YOUR INSTRUCTIONS.
Here are records with pictures in them. Copy all of them exactly and leave the pictures out.
*** PROVIDED DATA ***
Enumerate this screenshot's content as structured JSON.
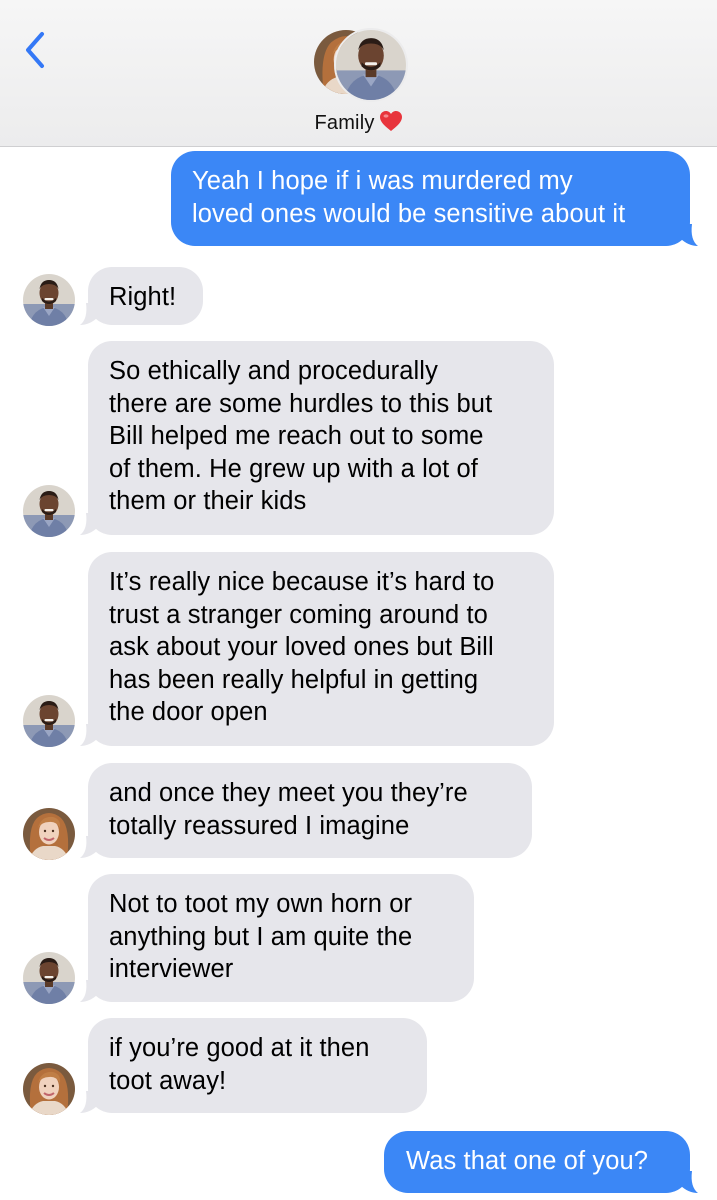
{
  "header": {
    "title": "Family",
    "title_emoji": "heart",
    "back_icon": "chevron-left-icon"
  },
  "colors": {
    "outgoing_bubble": "#3b87f6",
    "incoming_bubble": "#e6e6eb",
    "back_chevron": "#3478f6"
  },
  "messages": [
    {
      "id": "m1",
      "direction": "out",
      "sender": "me",
      "text": "Yeah I hope if i was murdered my\nloved ones would be sensitive about it"
    },
    {
      "id": "m2",
      "direction": "in",
      "sender": "man",
      "text": "Right!"
    },
    {
      "id": "m3",
      "direction": "in",
      "sender": "man",
      "text": "So ethically and procedurally\nthere are some hurdles to this but\nBill helped me reach out to some\nof them. He grew up with a lot of\nthem or their kids"
    },
    {
      "id": "m4",
      "direction": "in",
      "sender": "man",
      "text": "It’s really nice because it’s hard to\ntrust a stranger coming around to\nask about your loved ones but Bill\nhas been really helpful in getting\nthe door open"
    },
    {
      "id": "m5",
      "direction": "in",
      "sender": "woman",
      "text": "and once they meet you they’re\ntotally reassured I imagine"
    },
    {
      "id": "m6",
      "direction": "in",
      "sender": "man",
      "text": "Not to toot my own horn or\nanything but I am quite the\ninterviewer"
    },
    {
      "id": "m7",
      "direction": "in",
      "sender": "woman",
      "text": "if you’re good at it then\ntoot away!"
    },
    {
      "id": "m8",
      "direction": "out",
      "sender": "me",
      "text": "Was that one of you?"
    }
  ]
}
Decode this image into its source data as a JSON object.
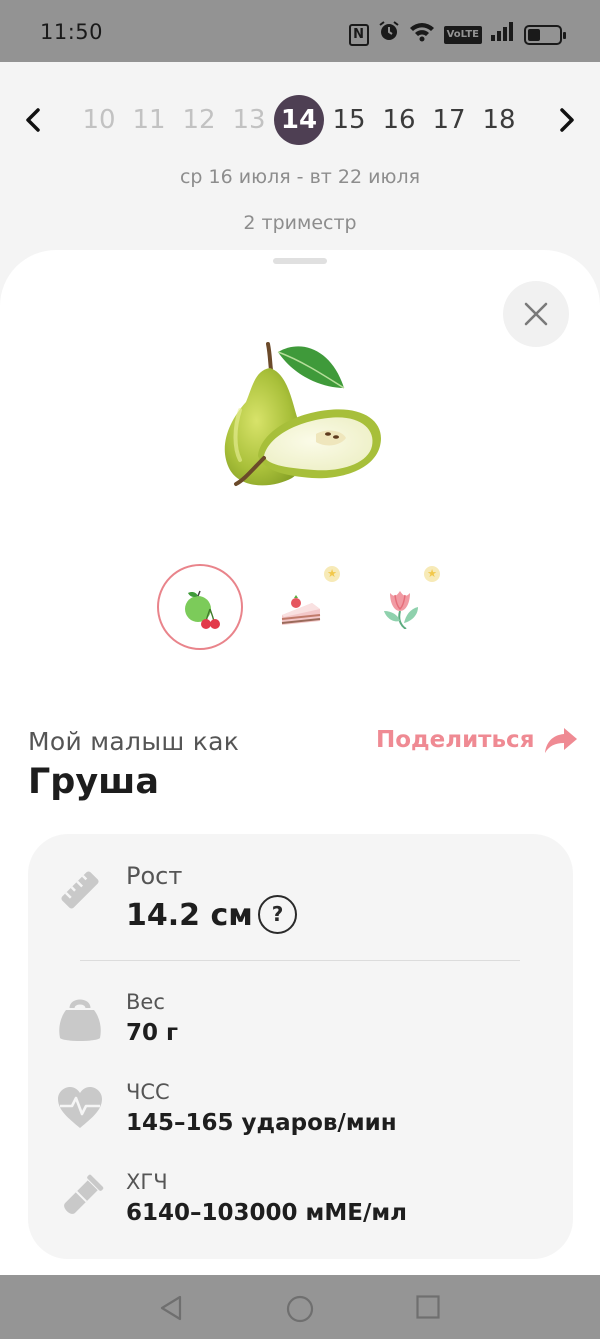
{
  "status_bar": {
    "time": "11:50",
    "icons": [
      "nfc-icon",
      "alarm-icon",
      "wifi-icon",
      "volte-icon",
      "signal-icon",
      "battery-icon"
    ],
    "nfc_label": "N",
    "volte_label": "VoLTE"
  },
  "week_nav": {
    "weeks": [
      {
        "label": "10",
        "state": "past"
      },
      {
        "label": "11",
        "state": "past"
      },
      {
        "label": "12",
        "state": "past"
      },
      {
        "label": "13",
        "state": "past"
      },
      {
        "label": "14",
        "state": "active"
      },
      {
        "label": "15",
        "state": "future"
      },
      {
        "label": "16",
        "state": "future"
      },
      {
        "label": "17",
        "state": "future"
      },
      {
        "label": "18",
        "state": "future"
      }
    ],
    "prev_icon": "chevron-left-icon",
    "next_icon": "chevron-right-icon",
    "range": "ср 16 июля - вт 22 июля",
    "trimester": "2 триместр"
  },
  "sheet": {
    "close_icon": "close-icon",
    "hero_icon": "pear-icon",
    "comparisons": [
      {
        "icon": "fruit-icon",
        "selected": true,
        "locked_star": false
      },
      {
        "icon": "cake-icon",
        "selected": false,
        "locked_star": true
      },
      {
        "icon": "flower-icon",
        "selected": false,
        "locked_star": true
      }
    ],
    "compare_label": "Мой малыш как",
    "fruit_name": "Груша",
    "share_label": "Поделиться",
    "share_icon": "share-arrow-icon"
  },
  "stats": {
    "height": {
      "label": "Рост",
      "value": "14.2 см",
      "help": "?",
      "icon": "ruler-icon"
    },
    "weight": {
      "label": "Вес",
      "value": "70 г",
      "icon": "weight-icon"
    },
    "heart_rate": {
      "label": "ЧСС",
      "value": "145–165 ударов/мин",
      "icon": "heart-pulse-icon"
    },
    "hcg": {
      "label": "ХГЧ",
      "value": "6140–103000 мМЕ/мл",
      "icon": "test-tube-icon"
    }
  },
  "nav_bar": {
    "buttons": [
      "back-icon",
      "home-icon",
      "recents-icon"
    ]
  },
  "colors": {
    "accent": "#ef8a93",
    "active_week": "#4e3f53",
    "card_bg": "#f5f5f5",
    "status_bar_bg": "#939393"
  }
}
***
TASK ANSWER.
Enumerate this screenshot's content as structured JSON.
{
  "header": {
    "title": "Family",
    "title_emoji": "heart",
    "back_icon": "chevron-left-icon"
  },
  "colors": {
    "outgoing_bubble": "#3b87f6",
    "incoming_bubble": "#e6e6eb",
    "back_chevron": "#3478f6"
  },
  "messages": [
    {
      "id": "m1",
      "direction": "out",
      "sender": "me",
      "text": "Yeah I hope if i was murdered my\nloved ones would be sensitive about it"
    },
    {
      "id": "m2",
      "direction": "in",
      "sender": "man",
      "text": "Right!"
    },
    {
      "id": "m3",
      "direction": "in",
      "sender": "man",
      "text": "So ethically and procedurally\nthere are some hurdles to this but\nBill helped me reach out to some\nof them. He grew up with a lot of\nthem or their kids"
    },
    {
      "id": "m4",
      "direction": "in",
      "sender": "man",
      "text": "It’s really nice because it’s hard to\ntrust a stranger coming around to\nask about your loved ones but Bill\nhas been really helpful in getting\nthe door open"
    },
    {
      "id": "m5",
      "direction": "in",
      "sender": "woman",
      "text": "and once they meet you they’re\ntotally reassured I imagine"
    },
    {
      "id": "m6",
      "direction": "in",
      "sender": "man",
      "text": "Not to toot my own horn or\nanything but I am quite the\ninterviewer"
    },
    {
      "id": "m7",
      "direction": "in",
      "sender": "woman",
      "text": "if you’re good at it then\ntoot away!"
    },
    {
      "id": "m8",
      "direction": "out",
      "sender": "me",
      "text": "Was that one of you?"
    }
  ]
}
Decode this image into its source data as a JSON object.
{
  "status_bar": {
    "time": "11:50",
    "icons": [
      "nfc-icon",
      "alarm-icon",
      "wifi-icon",
      "volte-icon",
      "signal-icon",
      "battery-icon"
    ],
    "nfc_label": "N",
    "volte_label": "VoLTE"
  },
  "week_nav": {
    "weeks": [
      {
        "label": "10",
        "state": "past"
      },
      {
        "label": "11",
        "state": "past"
      },
      {
        "label": "12",
        "state": "past"
      },
      {
        "label": "13",
        "state": "past"
      },
      {
        "label": "14",
        "state": "active"
      },
      {
        "label": "15",
        "state": "future"
      },
      {
        "label": "16",
        "state": "future"
      },
      {
        "label": "17",
        "state": "future"
      },
      {
        "label": "18",
        "state": "future"
      }
    ],
    "prev_icon": "chevron-left-icon",
    "next_icon": "chevron-right-icon",
    "range": "ср 16 июля - вт 22 июля",
    "trimester": "2 триместр"
  },
  "sheet": {
    "close_icon": "close-icon",
    "hero_icon": "pear-icon",
    "comparisons": [
      {
        "icon": "fruit-icon",
        "selected": true,
        "locked_star": false
      },
      {
        "icon": "cake-icon",
        "selected": false,
        "locked_star": true
      },
      {
        "icon": "flower-icon",
        "selected": false,
        "locked_star": true
      }
    ],
    "compare_label": "Мой малыш как",
    "fruit_name": "Груша",
    "share_label": "Поделиться",
    "share_icon": "share-arrow-icon"
  },
  "stats": {
    "height": {
      "label": "Рост",
      "value": "14.2 см",
      "help": "?",
      "icon": "ruler-icon"
    },
    "weight": {
      "label": "Вес",
      "value": "70 г",
      "icon": "weight-icon"
    },
    "heart_rate": {
      "label": "ЧСС",
      "value": "145–165 ударов/мин",
      "icon": "heart-pulse-icon"
    },
    "hcg": {
      "label": "ХГЧ",
      "value": "6140–103000 мМЕ/мл",
      "icon": "test-tube-icon"
    }
  },
  "nav_bar": {
    "buttons": [
      "back-icon",
      "home-icon",
      "recents-icon"
    ]
  },
  "colors": {
    "accent": "#ef8a93",
    "active_week": "#4e3f53",
    "card_bg": "#f5f5f5",
    "status_bar_bg": "#939393"
  }
}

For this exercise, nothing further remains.